Task requirements: Filter the data below for the string "Diario" and copy each matching line.

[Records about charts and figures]
☆ ☆ ☆ ☆ ☆ ☆ ☆

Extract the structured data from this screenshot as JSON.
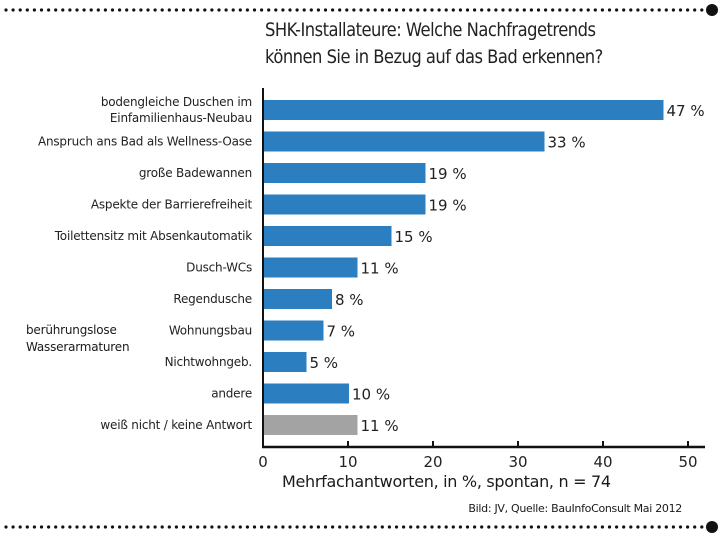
{
  "chart_data": {
    "type": "bar",
    "orientation": "horizontal",
    "title_line1": "SHK-Installateure:  Welche Nachfragetrends",
    "title_line2": "können Sie in Bezug auf das Bad erkennen?",
    "categories": [
      [
        "bodengleiche Duschen im",
        "Einfamilienhaus-Neubau"
      ],
      [
        "Anspruch ans Bad als Wellness-Oase"
      ],
      [
        "große Badewannen"
      ],
      [
        "Aspekte der Barrierefreiheit"
      ],
      [
        "Toilettensitz mit Absenkautomatik"
      ],
      [
        "Dusch-WCs"
      ],
      [
        "Regendusche"
      ],
      [
        "Wohnungsbau"
      ],
      [
        "Nichtwohngeb."
      ],
      [
        "andere"
      ],
      [
        "weiß nicht / keine Antwort"
      ]
    ],
    "values": [
      47,
      33,
      19,
      19,
      15,
      11,
      8,
      7,
      5,
      10,
      11
    ],
    "value_labels": [
      "47 %",
      "33 %",
      "19 %",
      "19 %",
      "15 %",
      "11 %",
      "8 %",
      "7 %",
      "5 %",
      "10 %",
      "11 %"
    ],
    "group_label": [
      "berührungslose",
      "Wasserarmaturen"
    ],
    "xlabel": "Mehrfachantworten, in %, spontan, n = 74",
    "xticks": [
      0,
      10,
      20,
      30,
      40,
      50
    ],
    "xlim": [
      0,
      52
    ],
    "grid": false,
    "colors": {
      "bar": "#2b7fc0",
      "no_answer_bar": "#a3a3a3",
      "axis": "#111111"
    },
    "source": "Bild: JV, Quelle: BauInfoConsult  Mai 2012"
  }
}
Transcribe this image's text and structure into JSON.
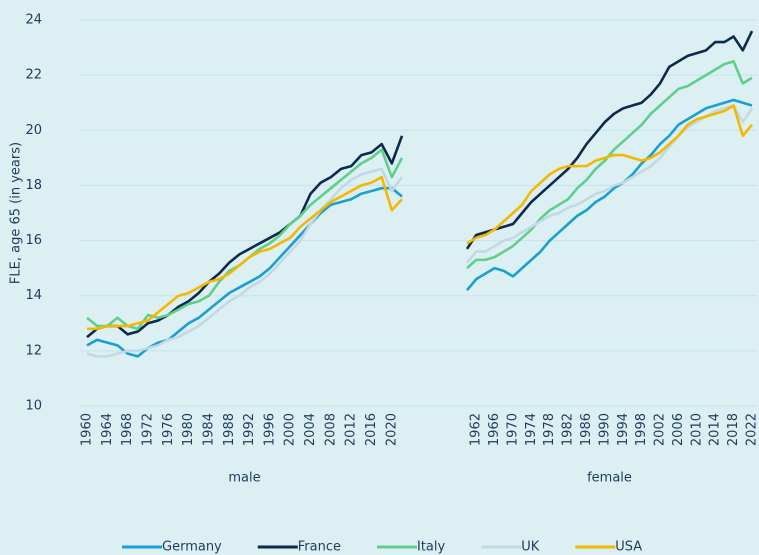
{
  "chart_data": [
    {
      "type": "line",
      "ylabel": "FLE, age 65 (in years)",
      "xlabel": "male",
      "x": [
        1960,
        1962,
        1964,
        1966,
        1968,
        1970,
        1972,
        1974,
        1976,
        1978,
        1980,
        1982,
        1984,
        1986,
        1988,
        1990,
        1992,
        1994,
        1996,
        1998,
        2000,
        2002,
        2004,
        2006,
        2008,
        2010,
        2012,
        2014,
        2016,
        2018,
        2020,
        2022
      ],
      "xlim": [
        1960,
        2022
      ],
      "xticks": [
        1960,
        1964,
        1968,
        1972,
        1976,
        1980,
        1984,
        1988,
        1992,
        1996,
        2000,
        2004,
        2008,
        2012,
        2016,
        2020
      ],
      "ylim": [
        10,
        24
      ],
      "yticks": [
        10,
        12,
        14,
        16,
        18,
        20,
        22,
        24
      ],
      "grid": true,
      "series": [
        {
          "name": "Germany",
          "color": "#1a9fd4",
          "values": [
            12.2,
            12.4,
            12.3,
            12.2,
            11.9,
            11.8,
            12.1,
            12.3,
            12.4,
            12.7,
            13.0,
            13.2,
            13.5,
            13.8,
            14.1,
            14.3,
            14.5,
            14.7,
            15.0,
            15.4,
            15.8,
            16.2,
            16.6,
            17.0,
            17.3,
            17.4,
            17.5,
            17.7,
            17.8,
            17.9,
            17.9,
            17.6
          ]
        },
        {
          "name": "France",
          "color": "#0d2a4e",
          "values": [
            12.5,
            12.8,
            12.9,
            12.9,
            12.6,
            12.7,
            13.0,
            13.1,
            13.3,
            13.6,
            13.8,
            14.1,
            14.5,
            14.8,
            15.2,
            15.5,
            15.7,
            15.9,
            16.1,
            16.3,
            16.6,
            16.9,
            17.7,
            18.1,
            18.3,
            18.6,
            18.7,
            19.1,
            19.2,
            19.5,
            18.8,
            19.8
          ]
        },
        {
          "name": "Italy",
          "color": "#5fcf8a",
          "values": [
            13.2,
            12.9,
            12.9,
            13.2,
            12.9,
            12.8,
            13.3,
            13.2,
            13.3,
            13.5,
            13.7,
            13.8,
            14.0,
            14.5,
            14.9,
            15.1,
            15.4,
            15.7,
            15.9,
            16.2,
            16.6,
            16.9,
            17.3,
            17.6,
            17.9,
            18.2,
            18.5,
            18.8,
            19.0,
            19.3,
            18.3,
            19.0
          ]
        },
        {
          "name": "UK",
          "color": "#c2d9e4",
          "values": [
            11.9,
            11.8,
            11.8,
            11.9,
            12.0,
            12.0,
            12.1,
            12.2,
            12.4,
            12.5,
            12.7,
            12.9,
            13.2,
            13.5,
            13.8,
            14.0,
            14.3,
            14.5,
            14.8,
            15.2,
            15.6,
            16.0,
            16.6,
            17.1,
            17.5,
            17.9,
            18.2,
            18.4,
            18.5,
            18.6,
            17.8,
            18.3
          ]
        },
        {
          "name": "USA",
          "color": "#f5b800",
          "values": [
            12.8,
            12.8,
            12.9,
            12.9,
            12.9,
            13.0,
            13.1,
            13.4,
            13.7,
            14.0,
            14.1,
            14.3,
            14.5,
            14.6,
            14.8,
            15.1,
            15.4,
            15.6,
            15.7,
            15.9,
            16.1,
            16.5,
            16.8,
            17.1,
            17.4,
            17.6,
            17.8,
            18.0,
            18.1,
            18.3,
            17.1,
            17.5
          ]
        }
      ]
    },
    {
      "type": "line",
      "xlabel": "female",
      "x": [
        1960,
        1962,
        1964,
        1966,
        1968,
        1970,
        1972,
        1974,
        1976,
        1978,
        1980,
        1982,
        1984,
        1986,
        1988,
        1990,
        1992,
        1994,
        1996,
        1998,
        2000,
        2002,
        2004,
        2006,
        2008,
        2010,
        2012,
        2014,
        2016,
        2018,
        2020,
        2022
      ],
      "xlim": [
        1960,
        2022
      ],
      "xticks": [
        1962,
        1966,
        1970,
        1974,
        1978,
        1982,
        1986,
        1990,
        1994,
        1998,
        2002,
        2006,
        2010,
        2014,
        2018,
        2022
      ],
      "ylim": [
        10,
        24
      ],
      "series": [
        {
          "color": "#1a9fd4",
          "values": [
            14.2,
            14.6,
            14.8,
            15.0,
            14.9,
            14.7,
            15.0,
            15.3,
            15.6,
            16.0,
            16.3,
            16.6,
            16.9,
            17.1,
            17.4,
            17.6,
            17.9,
            18.1,
            18.4,
            18.8,
            19.1,
            19.5,
            19.8,
            20.2,
            20.4,
            20.6,
            20.8,
            20.9,
            21.0,
            21.1,
            21.0,
            20.9
          ]
        },
        {
          "color": "#0d2a4e",
          "values": [
            15.7,
            16.2,
            16.3,
            16.4,
            16.5,
            16.6,
            17.0,
            17.4,
            17.7,
            18.0,
            18.3,
            18.6,
            19.0,
            19.5,
            19.9,
            20.3,
            20.6,
            20.8,
            20.9,
            21.0,
            21.3,
            21.7,
            22.3,
            22.5,
            22.7,
            22.8,
            22.9,
            23.2,
            23.2,
            23.4,
            22.9,
            23.6
          ]
        },
        {
          "color": "#5fcf8a",
          "values": [
            15.0,
            15.3,
            15.3,
            15.4,
            15.6,
            15.8,
            16.1,
            16.4,
            16.8,
            17.1,
            17.3,
            17.5,
            17.9,
            18.2,
            18.6,
            18.9,
            19.3,
            19.6,
            19.9,
            20.2,
            20.6,
            20.9,
            21.2,
            21.5,
            21.6,
            21.8,
            22.0,
            22.2,
            22.4,
            22.5,
            21.7,
            21.9
          ]
        },
        {
          "color": "#c2d9e4",
          "values": [
            15.2,
            15.6,
            15.6,
            15.8,
            16.0,
            16.1,
            16.3,
            16.5,
            16.7,
            16.9,
            17.0,
            17.2,
            17.3,
            17.5,
            17.7,
            17.8,
            18.0,
            18.1,
            18.3,
            18.5,
            18.7,
            19.0,
            19.4,
            19.8,
            20.1,
            20.3,
            20.5,
            20.7,
            20.8,
            20.9,
            20.3,
            20.8
          ]
        },
        {
          "color": "#f5b800",
          "values": [
            15.9,
            16.1,
            16.2,
            16.4,
            16.7,
            17.0,
            17.3,
            17.8,
            18.1,
            18.4,
            18.6,
            18.7,
            18.7,
            18.7,
            18.9,
            19.0,
            19.1,
            19.1,
            19.0,
            18.9,
            19.0,
            19.2,
            19.5,
            19.8,
            20.2,
            20.4,
            20.5,
            20.6,
            20.7,
            20.9,
            19.8,
            20.2
          ]
        }
      ]
    }
  ]
}
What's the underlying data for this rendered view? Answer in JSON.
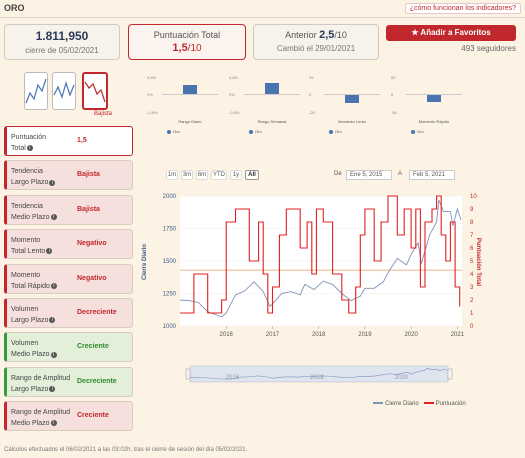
{
  "asset": "ORO",
  "help_link": "¿cómo funcionan los indicadores?",
  "price": {
    "value": "1.811,950",
    "caption": "cierre de 05/02/2021"
  },
  "score": {
    "label": "Puntuación Total",
    "value": "1,5",
    "suffix": "/10"
  },
  "previous": {
    "label": "Anterior",
    "value": "2,5",
    "suffix": "/10",
    "changed": "Cambió el 29/01/2021"
  },
  "favorite_button": "Añadir a Favoritos",
  "followers": "493 seguidores",
  "thumb_label": "Bajista",
  "mini_charts": [
    {
      "caption": "Rango Diario",
      "top": "0,8%",
      "mid": "0%",
      "bottom": "-0,8%",
      "value": 0.55,
      "legend": "Oro"
    },
    {
      "caption": "Rango Semanal",
      "top": "0,8%",
      "mid": "0%",
      "bottom": "-0,8%",
      "value": 0.7,
      "legend": "Oro"
    },
    {
      "caption": "Momento Lento",
      "top": "25",
      "mid": "0",
      "bottom": "-25",
      "value": -0.5,
      "legend": "Oro"
    },
    {
      "caption": "Momento Rápido",
      "top": "50",
      "mid": "0",
      "bottom": "-50",
      "value": -0.45,
      "legend": "Oro"
    }
  ],
  "indicators": [
    {
      "name1": "Puntuación",
      "name2": "Total",
      "value": "1,5",
      "status": "hl"
    },
    {
      "name1": "Tendencia",
      "name2": "Largo Plazo",
      "value": "Bajista",
      "status": "red"
    },
    {
      "name1": "Tendencia",
      "name2": "Medio Plazo",
      "value": "Bajista",
      "status": "red"
    },
    {
      "name1": "Momento",
      "name2": "Total Lento",
      "value": "Negativo",
      "status": "red"
    },
    {
      "name1": "Momento",
      "name2": "Total Rápido",
      "value": "Negativo",
      "status": "red"
    },
    {
      "name1": "Volumen",
      "name2": "Largo Plazo",
      "value": "Decreciente",
      "status": "red"
    },
    {
      "name1": "Volumen",
      "name2": "Medio Plazo",
      "value": "Creciente",
      "status": "grn"
    },
    {
      "name1": "Rango de Amplitud",
      "name2": "Largo Plazo",
      "value": "Decreciente",
      "status": "grn"
    },
    {
      "name1": "Rango de Amplitud",
      "name2": "Medio Plazo",
      "value": "Creciente",
      "status": "red"
    }
  ],
  "range_buttons": [
    "1m",
    "3m",
    "6m",
    "YTD",
    "1y",
    "All"
  ],
  "range_active": "All",
  "date_from_label": "De",
  "date_from": "Ene 5, 2015",
  "date_to_label": "A",
  "date_to": "Feb 5, 2021",
  "chart_data": {
    "type": "line",
    "ylabel": "Cierre Diario",
    "y2label": "Puntuación Total",
    "ylim": [
      1000,
      2000
    ],
    "y2lim": [
      0,
      10
    ],
    "yticks": [
      1000,
      1250,
      1500,
      1750,
      2000
    ],
    "y2ticks": [
      0,
      1,
      2,
      3,
      4,
      5,
      6,
      7,
      8,
      9,
      10
    ],
    "xticks": [
      "2016",
      "2017",
      "2018",
      "2019",
      "2020",
      "2021"
    ],
    "navigator_ticks": [
      "2016",
      "2018",
      "2020"
    ],
    "x_start": 2015.0,
    "x_end": 2021.1,
    "series": [
      {
        "name": "Cierre Diario",
        "color": "#7f93b5",
        "points": [
          [
            2015.0,
            1200
          ],
          [
            2015.2,
            1195
          ],
          [
            2015.4,
            1180
          ],
          [
            2015.6,
            1110
          ],
          [
            2015.9,
            1070
          ],
          [
            2016.0,
            1100
          ],
          [
            2016.2,
            1240
          ],
          [
            2016.4,
            1270
          ],
          [
            2016.6,
            1340
          ],
          [
            2016.8,
            1265
          ],
          [
            2016.95,
            1150
          ],
          [
            2017.0,
            1170
          ],
          [
            2017.2,
            1250
          ],
          [
            2017.4,
            1265
          ],
          [
            2017.6,
            1240
          ],
          [
            2017.7,
            1320
          ],
          [
            2017.9,
            1280
          ],
          [
            2018.1,
            1345
          ],
          [
            2018.3,
            1320
          ],
          [
            2018.5,
            1250
          ],
          [
            2018.7,
            1195
          ],
          [
            2018.9,
            1230
          ],
          [
            2019.0,
            1290
          ],
          [
            2019.2,
            1290
          ],
          [
            2019.4,
            1340
          ],
          [
            2019.5,
            1410
          ],
          [
            2019.7,
            1520
          ],
          [
            2019.9,
            1470
          ],
          [
            2020.0,
            1550
          ],
          [
            2020.15,
            1640
          ],
          [
            2020.22,
            1480
          ],
          [
            2020.4,
            1700
          ],
          [
            2020.55,
            1800
          ],
          [
            2020.6,
            1970
          ],
          [
            2020.7,
            1880
          ],
          [
            2020.85,
            1880
          ],
          [
            2020.9,
            1770
          ],
          [
            2021.0,
            1900
          ],
          [
            2021.08,
            1815
          ]
        ]
      },
      {
        "name": "Puntuación",
        "color": "#e02020",
        "axis": "right",
        "points": [
          [
            2015.0,
            1
          ],
          [
            2015.3,
            4
          ],
          [
            2015.6,
            1
          ],
          [
            2015.9,
            2
          ],
          [
            2016.0,
            8
          ],
          [
            2016.2,
            9
          ],
          [
            2016.5,
            5
          ],
          [
            2016.7,
            8
          ],
          [
            2016.8,
            4
          ],
          [
            2016.9,
            1
          ],
          [
            2017.0,
            3
          ],
          [
            2017.15,
            7
          ],
          [
            2017.3,
            9
          ],
          [
            2017.6,
            6
          ],
          [
            2017.75,
            8
          ],
          [
            2017.85,
            4
          ],
          [
            2017.95,
            9
          ],
          [
            2018.1,
            8
          ],
          [
            2018.3,
            4
          ],
          [
            2018.5,
            2
          ],
          [
            2018.65,
            1
          ],
          [
            2018.8,
            3
          ],
          [
            2018.9,
            7
          ],
          [
            2019.0,
            9
          ],
          [
            2019.2,
            5
          ],
          [
            2019.35,
            8
          ],
          [
            2019.5,
            10
          ],
          [
            2019.7,
            7
          ],
          [
            2019.85,
            9
          ],
          [
            2020.0,
            6
          ],
          [
            2020.1,
            9
          ],
          [
            2020.2,
            3
          ],
          [
            2020.3,
            8
          ],
          [
            2020.45,
            9
          ],
          [
            2020.55,
            10
          ],
          [
            2020.65,
            7
          ],
          [
            2020.75,
            5
          ],
          [
            2020.85,
            8
          ],
          [
            2020.95,
            3
          ],
          [
            2021.05,
            1.5
          ]
        ]
      }
    ]
  },
  "legend_price": "Cierre Diario",
  "legend_score": "Puntuación",
  "footer": "Cálculos efectuados el 06/02/2021 a las 03:02h, tras el cierre de sesión del día 05/02/2021."
}
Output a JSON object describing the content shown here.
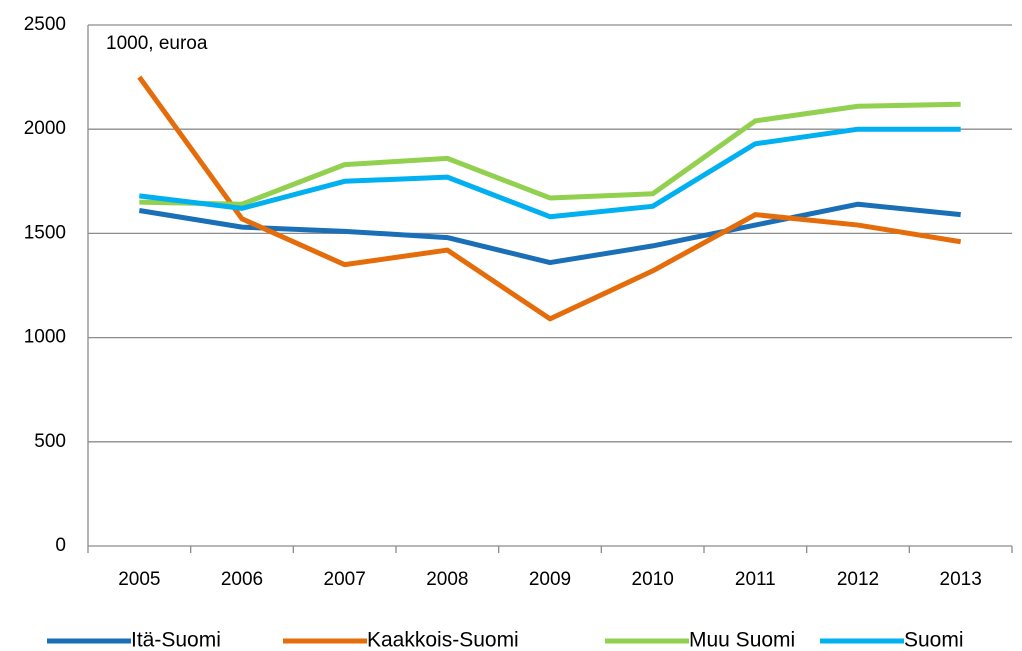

☆ ☆ ☆ ☆ ☆ ☆ ☆

In response:
      "caption": "Rango Diario",
    "ylabel": "Cierre Diario",
        "name": "Cierre Diario",
  "legend_price": "Cierre Diario",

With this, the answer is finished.